◆ **Written task**
Set down each record below precisely, skipping the pictures.

◆ **Supplied records**
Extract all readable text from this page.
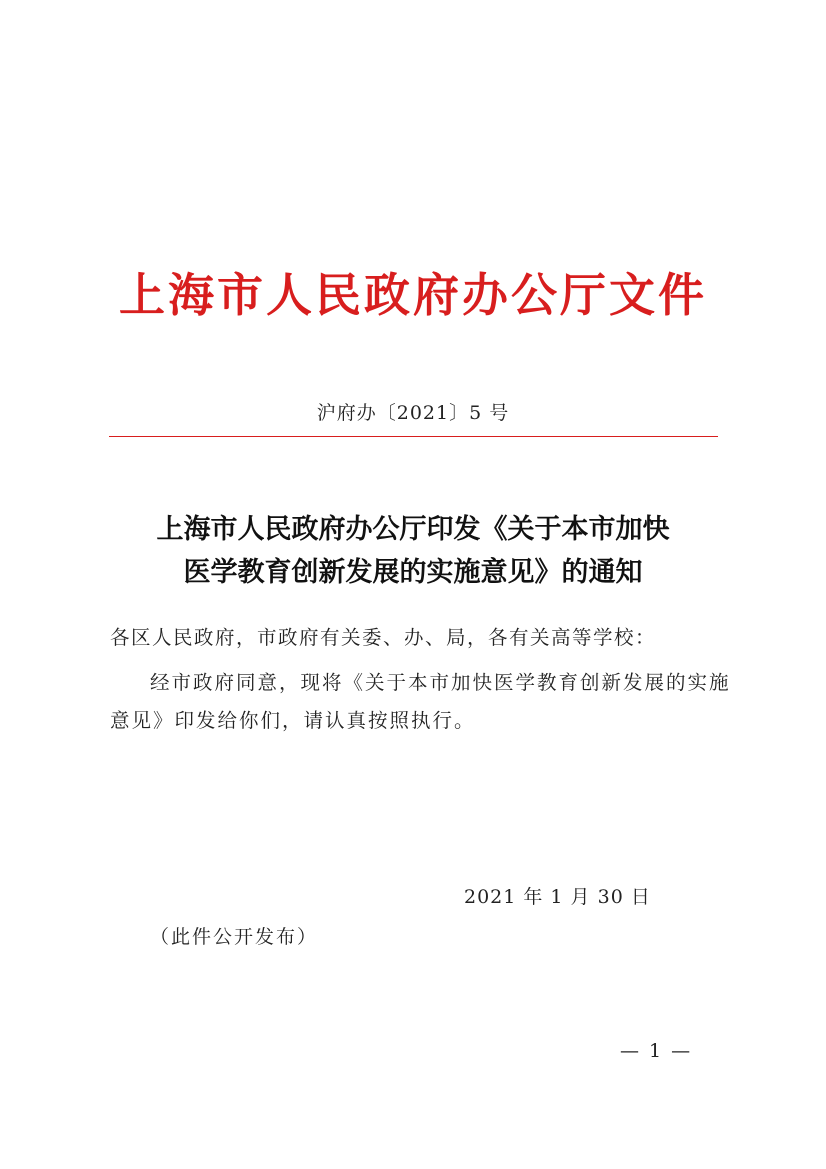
上海市人民政府办公厅文件
沪府办〔2021〕5 号
上海市人民政府办公厅印发《关于本市加快
医学教育创新发展的实施意见》的通知
各区人民政府，市政府有关委、办、局，各有关高等学校：
经市政府同意，现将《关于本市加快医学教育创新发展的实施
意见》印发给你们，请认真按照执行。
2021 年 1 月 30 日
（此件公开发布）
— 1 —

◆ **Result of the exercise**
Extract all readable text from this page.
上海市人民政府办公厅文件
沪府办〔2021〕5 号
上海市人民政府办公厅印发《关于本市加快
医学教育创新发展的实施意见》的通知
各区人民政府，市政府有关委、办、局，各有关高等学校：
经市政府同意，现将《关于本市加快医学教育创新发展的实施
意见》印发给你们，请认真按照执行。
2021 年 1 月 30 日
（此件公开发布）
— 1 —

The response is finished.